Stored records:

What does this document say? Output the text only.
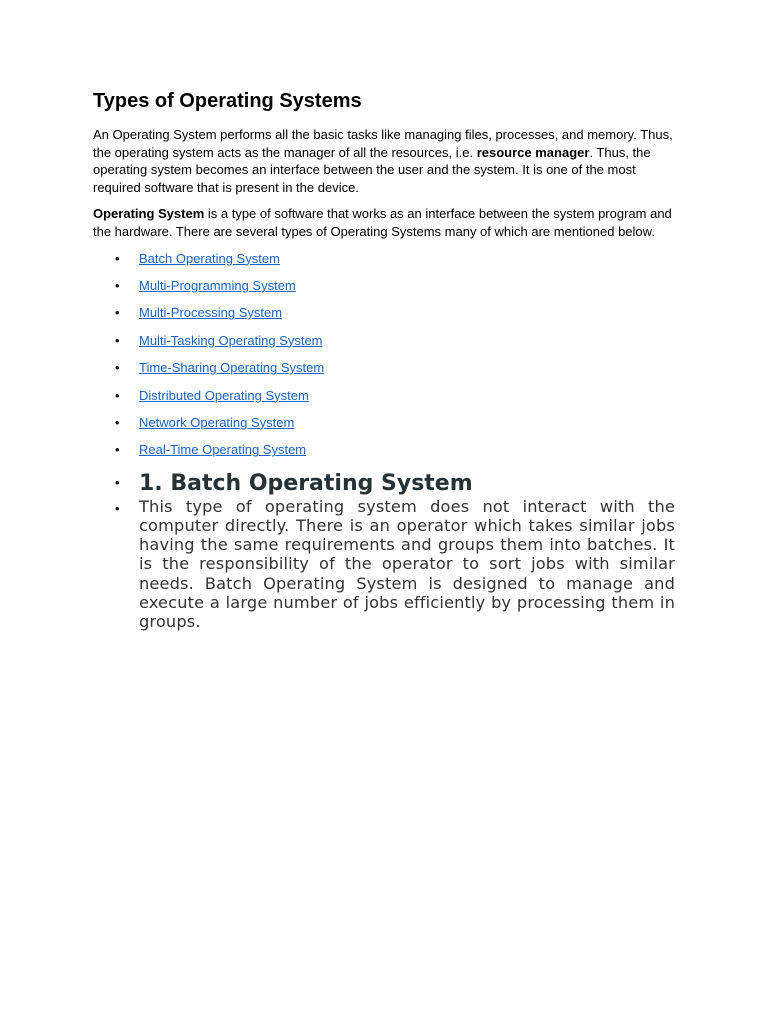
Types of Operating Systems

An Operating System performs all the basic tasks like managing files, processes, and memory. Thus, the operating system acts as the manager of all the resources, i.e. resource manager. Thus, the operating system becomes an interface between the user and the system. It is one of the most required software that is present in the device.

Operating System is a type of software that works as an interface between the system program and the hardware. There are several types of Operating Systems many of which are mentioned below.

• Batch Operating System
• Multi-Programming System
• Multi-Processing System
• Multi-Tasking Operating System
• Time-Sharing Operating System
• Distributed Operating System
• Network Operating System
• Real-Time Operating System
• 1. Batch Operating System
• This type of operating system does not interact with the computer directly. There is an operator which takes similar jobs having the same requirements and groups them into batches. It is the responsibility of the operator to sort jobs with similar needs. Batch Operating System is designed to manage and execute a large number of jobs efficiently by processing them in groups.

Challenge: Locate the string "between" in the listing above and copy every line where it occurs.

Completed task:
An Operating System performs all the basic tasks like managing files, processes, and memory. Thus, the operating system acts as the manager of all the resources, i.e. resource manager. Thus, the operating system becomes an interface between the user and the system. It is one of the most required software that is present in the device.
Operating System is a type of software that works as an interface between the system program and the hardware. There are several types of Operating Systems many of which are mentioned below.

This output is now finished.